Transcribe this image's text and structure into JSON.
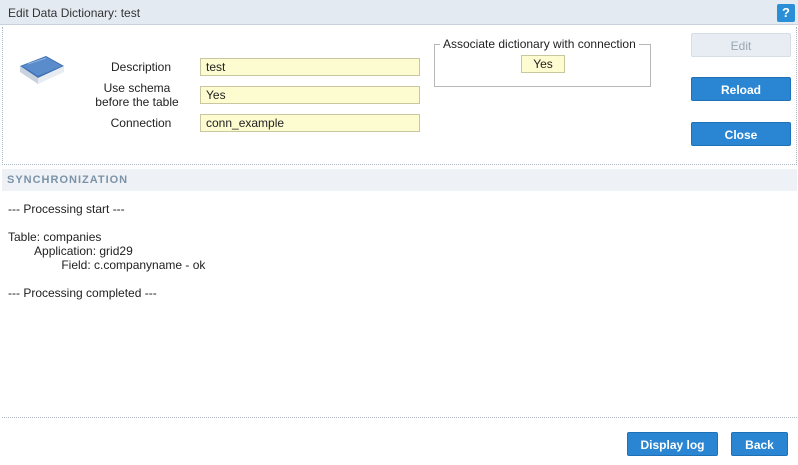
{
  "window": {
    "title": "Edit Data Dictionary: test",
    "help_label": "?"
  },
  "form": {
    "description_label": "Description",
    "description_value": "test",
    "schema_label_line1": "Use schema",
    "schema_label_line2": "before the table",
    "schema_value": "Yes",
    "connection_label": "Connection",
    "connection_value": "conn_example"
  },
  "association": {
    "legend": "Associate dictionary with connection",
    "value": "Yes"
  },
  "buttons": {
    "edit": "Edit",
    "reload": "Reload",
    "close": "Close",
    "display_log": "Display log",
    "back": "Back"
  },
  "sync": {
    "header": "SYNCHRONIZATION",
    "log_lines": [
      "--- Processing start ---",
      "",
      "Table: companies",
      "        Application: grid29",
      "                Field: c.companyname - ok",
      "",
      "--- Processing completed ---"
    ]
  },
  "colors": {
    "primary": "#2a86d2",
    "input_bg": "#fdfbd0",
    "titlebar_bg": "#e4eaf1",
    "section_text": "#7b92a8"
  },
  "icons": {
    "dictionary": "book-icon"
  }
}
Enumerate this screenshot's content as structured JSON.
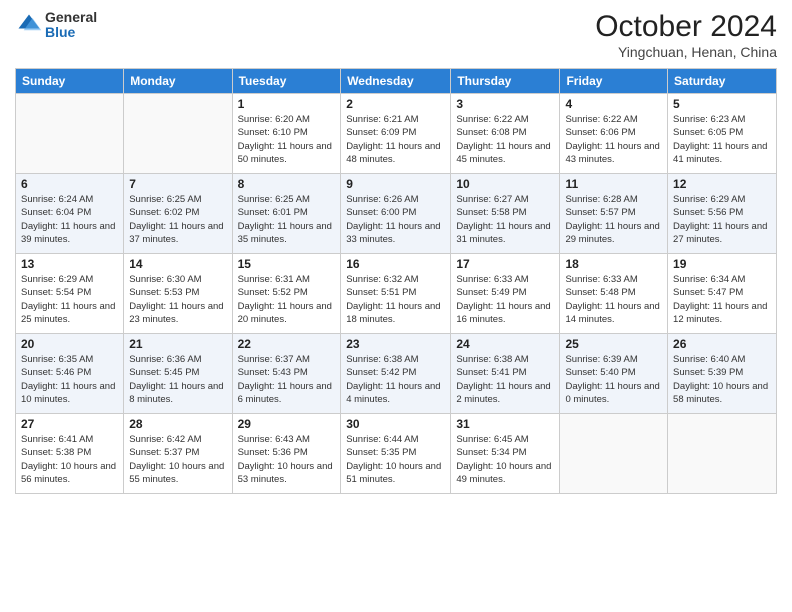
{
  "header": {
    "logo_general": "General",
    "logo_blue": "Blue",
    "month_title": "October 2024",
    "location": "Yingchuan, Henan, China"
  },
  "days_of_week": [
    "Sunday",
    "Monday",
    "Tuesday",
    "Wednesday",
    "Thursday",
    "Friday",
    "Saturday"
  ],
  "weeks": [
    [
      {
        "day": "",
        "sunrise": "",
        "sunset": "",
        "daylight": ""
      },
      {
        "day": "",
        "sunrise": "",
        "sunset": "",
        "daylight": ""
      },
      {
        "day": "1",
        "sunrise": "Sunrise: 6:20 AM",
        "sunset": "Sunset: 6:10 PM",
        "daylight": "Daylight: 11 hours and 50 minutes."
      },
      {
        "day": "2",
        "sunrise": "Sunrise: 6:21 AM",
        "sunset": "Sunset: 6:09 PM",
        "daylight": "Daylight: 11 hours and 48 minutes."
      },
      {
        "day": "3",
        "sunrise": "Sunrise: 6:22 AM",
        "sunset": "Sunset: 6:08 PM",
        "daylight": "Daylight: 11 hours and 45 minutes."
      },
      {
        "day": "4",
        "sunrise": "Sunrise: 6:22 AM",
        "sunset": "Sunset: 6:06 PM",
        "daylight": "Daylight: 11 hours and 43 minutes."
      },
      {
        "day": "5",
        "sunrise": "Sunrise: 6:23 AM",
        "sunset": "Sunset: 6:05 PM",
        "daylight": "Daylight: 11 hours and 41 minutes."
      }
    ],
    [
      {
        "day": "6",
        "sunrise": "Sunrise: 6:24 AM",
        "sunset": "Sunset: 6:04 PM",
        "daylight": "Daylight: 11 hours and 39 minutes."
      },
      {
        "day": "7",
        "sunrise": "Sunrise: 6:25 AM",
        "sunset": "Sunset: 6:02 PM",
        "daylight": "Daylight: 11 hours and 37 minutes."
      },
      {
        "day": "8",
        "sunrise": "Sunrise: 6:25 AM",
        "sunset": "Sunset: 6:01 PM",
        "daylight": "Daylight: 11 hours and 35 minutes."
      },
      {
        "day": "9",
        "sunrise": "Sunrise: 6:26 AM",
        "sunset": "Sunset: 6:00 PM",
        "daylight": "Daylight: 11 hours and 33 minutes."
      },
      {
        "day": "10",
        "sunrise": "Sunrise: 6:27 AM",
        "sunset": "Sunset: 5:58 PM",
        "daylight": "Daylight: 11 hours and 31 minutes."
      },
      {
        "day": "11",
        "sunrise": "Sunrise: 6:28 AM",
        "sunset": "Sunset: 5:57 PM",
        "daylight": "Daylight: 11 hours and 29 minutes."
      },
      {
        "day": "12",
        "sunrise": "Sunrise: 6:29 AM",
        "sunset": "Sunset: 5:56 PM",
        "daylight": "Daylight: 11 hours and 27 minutes."
      }
    ],
    [
      {
        "day": "13",
        "sunrise": "Sunrise: 6:29 AM",
        "sunset": "Sunset: 5:54 PM",
        "daylight": "Daylight: 11 hours and 25 minutes."
      },
      {
        "day": "14",
        "sunrise": "Sunrise: 6:30 AM",
        "sunset": "Sunset: 5:53 PM",
        "daylight": "Daylight: 11 hours and 23 minutes."
      },
      {
        "day": "15",
        "sunrise": "Sunrise: 6:31 AM",
        "sunset": "Sunset: 5:52 PM",
        "daylight": "Daylight: 11 hours and 20 minutes."
      },
      {
        "day": "16",
        "sunrise": "Sunrise: 6:32 AM",
        "sunset": "Sunset: 5:51 PM",
        "daylight": "Daylight: 11 hours and 18 minutes."
      },
      {
        "day": "17",
        "sunrise": "Sunrise: 6:33 AM",
        "sunset": "Sunset: 5:49 PM",
        "daylight": "Daylight: 11 hours and 16 minutes."
      },
      {
        "day": "18",
        "sunrise": "Sunrise: 6:33 AM",
        "sunset": "Sunset: 5:48 PM",
        "daylight": "Daylight: 11 hours and 14 minutes."
      },
      {
        "day": "19",
        "sunrise": "Sunrise: 6:34 AM",
        "sunset": "Sunset: 5:47 PM",
        "daylight": "Daylight: 11 hours and 12 minutes."
      }
    ],
    [
      {
        "day": "20",
        "sunrise": "Sunrise: 6:35 AM",
        "sunset": "Sunset: 5:46 PM",
        "daylight": "Daylight: 11 hours and 10 minutes."
      },
      {
        "day": "21",
        "sunrise": "Sunrise: 6:36 AM",
        "sunset": "Sunset: 5:45 PM",
        "daylight": "Daylight: 11 hours and 8 minutes."
      },
      {
        "day": "22",
        "sunrise": "Sunrise: 6:37 AM",
        "sunset": "Sunset: 5:43 PM",
        "daylight": "Daylight: 11 hours and 6 minutes."
      },
      {
        "day": "23",
        "sunrise": "Sunrise: 6:38 AM",
        "sunset": "Sunset: 5:42 PM",
        "daylight": "Daylight: 11 hours and 4 minutes."
      },
      {
        "day": "24",
        "sunrise": "Sunrise: 6:38 AM",
        "sunset": "Sunset: 5:41 PM",
        "daylight": "Daylight: 11 hours and 2 minutes."
      },
      {
        "day": "25",
        "sunrise": "Sunrise: 6:39 AM",
        "sunset": "Sunset: 5:40 PM",
        "daylight": "Daylight: 11 hours and 0 minutes."
      },
      {
        "day": "26",
        "sunrise": "Sunrise: 6:40 AM",
        "sunset": "Sunset: 5:39 PM",
        "daylight": "Daylight: 10 hours and 58 minutes."
      }
    ],
    [
      {
        "day": "27",
        "sunrise": "Sunrise: 6:41 AM",
        "sunset": "Sunset: 5:38 PM",
        "daylight": "Daylight: 10 hours and 56 minutes."
      },
      {
        "day": "28",
        "sunrise": "Sunrise: 6:42 AM",
        "sunset": "Sunset: 5:37 PM",
        "daylight": "Daylight: 10 hours and 55 minutes."
      },
      {
        "day": "29",
        "sunrise": "Sunrise: 6:43 AM",
        "sunset": "Sunset: 5:36 PM",
        "daylight": "Daylight: 10 hours and 53 minutes."
      },
      {
        "day": "30",
        "sunrise": "Sunrise: 6:44 AM",
        "sunset": "Sunset: 5:35 PM",
        "daylight": "Daylight: 10 hours and 51 minutes."
      },
      {
        "day": "31",
        "sunrise": "Sunrise: 6:45 AM",
        "sunset": "Sunset: 5:34 PM",
        "daylight": "Daylight: 10 hours and 49 minutes."
      },
      {
        "day": "",
        "sunrise": "",
        "sunset": "",
        "daylight": ""
      },
      {
        "day": "",
        "sunrise": "",
        "sunset": "",
        "daylight": ""
      }
    ]
  ]
}
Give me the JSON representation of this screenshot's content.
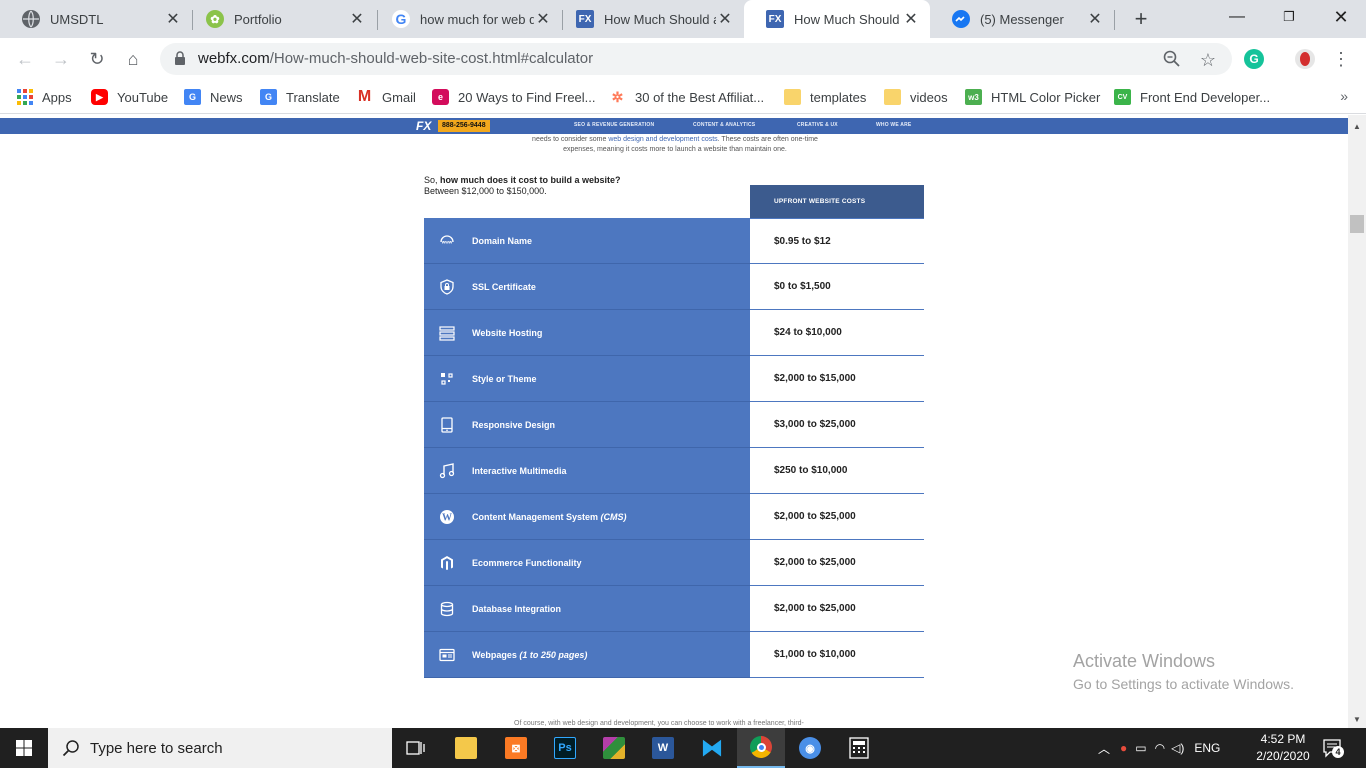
{
  "browser": {
    "tabs": [
      {
        "title": "UMSDTL",
        "icon": "globe-icon",
        "active": false
      },
      {
        "title": "Portfolio",
        "icon": "portfolio-icon",
        "active": false
      },
      {
        "title": "how much for web d",
        "icon": "google-icon",
        "active": false
      },
      {
        "title": "How Much Should a",
        "icon": "webfx-icon",
        "active": false
      },
      {
        "title": "How Much Should a",
        "icon": "webfx-icon",
        "active": true
      },
      {
        "title": "(5) Messenger",
        "icon": "messenger-icon",
        "active": false
      }
    ],
    "new_tab_label": "+",
    "url_host": "webfx.com",
    "url_path": "/How-much-should-web-site-cost.html#calculator",
    "bookmarks": [
      {
        "label": "Apps",
        "icon": "apps-grid-icon"
      },
      {
        "label": "YouTube",
        "icon": "youtube-icon"
      },
      {
        "label": "News",
        "icon": "google-news-icon"
      },
      {
        "label": "Translate",
        "icon": "google-translate-icon"
      },
      {
        "label": "Gmail",
        "icon": "gmail-icon"
      },
      {
        "label": "20 Ways to Find Freel...",
        "icon": "elementor-icon"
      },
      {
        "label": "30 of the Best Affiliat...",
        "icon": "hubspot-icon"
      },
      {
        "label": "templates",
        "icon": "folder-icon"
      },
      {
        "label": "videos",
        "icon": "folder-icon"
      },
      {
        "label": "HTML Color Picker",
        "icon": "w3schools-icon"
      },
      {
        "label": "Front End Developer...",
        "icon": "bookmark-site-icon"
      }
    ],
    "bookmarks_more": "»"
  },
  "site": {
    "logo": "FX",
    "phone": "888-256-9448",
    "nav": [
      "SEO & REVENUE GENERATION",
      "CONTENT & ANALYTICS",
      "CREATIVE & UX",
      "WHO WE ARE"
    ],
    "intro_line1_pre": "needs to consider some ",
    "intro_line1_link": "web design and development costs",
    "intro_line1_post": ". These costs are often one-time",
    "intro_line2": "expenses, meaning it costs more to launch a website than maintain one.",
    "question_pre": "So, ",
    "question_bold": "how much does it cost to build a website?",
    "answer": "Between $12,000 to $150,000.",
    "table_header": "UPFRONT WEBSITE COSTS",
    "rows": [
      {
        "label": "Domain Name",
        "label_italic": "",
        "value": "$0.95 to $12",
        "icon": "www-icon"
      },
      {
        "label": "SSL Certificate",
        "label_italic": "",
        "value": "$0 to $1,500",
        "icon": "shield-lock-icon"
      },
      {
        "label": "Website Hosting",
        "label_italic": "",
        "value": "$24 to $10,000",
        "icon": "server-icon"
      },
      {
        "label": "Style or Theme",
        "label_italic": "",
        "value": "$2,000 to $15,000",
        "icon": "theme-grid-icon"
      },
      {
        "label": "Responsive Design",
        "label_italic": "",
        "value": "$3,000 to $25,000",
        "icon": "tablet-icon"
      },
      {
        "label": "Interactive Multimedia",
        "label_italic": "",
        "value": "$250 to $10,000",
        "icon": "music-note-icon"
      },
      {
        "label": "Content Management System ",
        "label_italic": "(CMS)",
        "value": "$2,000 to $25,000",
        "icon": "wordpress-icon"
      },
      {
        "label": "Ecommerce Functionality",
        "label_italic": "",
        "value": "$2,000 to $25,000",
        "icon": "magento-icon"
      },
      {
        "label": "Database Integration",
        "label_italic": "",
        "value": "$2,000 to $25,000",
        "icon": "database-icon"
      },
      {
        "label": "Webpages ",
        "label_italic": "(1 to 250 pages)",
        "value": "$1,000 to $10,000",
        "icon": "webpage-icon"
      }
    ],
    "footnote": "Of course, with web design and development, you can choose to work with a freelancer, third-"
  },
  "watermark": {
    "line1": "Activate Windows",
    "line2": "Go to Settings to activate Windows."
  },
  "taskbar": {
    "search_placeholder": "Type here to search",
    "language": "ENG",
    "time": "4:52 PM",
    "date": "2/20/2020",
    "notification_count": "4",
    "accent": "#76b9ed"
  },
  "colors": {
    "site_blue": "#4d77c0",
    "header_blue": "#3c5b8e",
    "nav_blue": "#3e66b1",
    "phone_orange": "#f2a81d"
  }
}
========================
*Task to complete:* Report back each line of the entries that holds the string "test".

*Task output:*
    "title": "Edit Data Dictionary: test",
    "description_value": "test",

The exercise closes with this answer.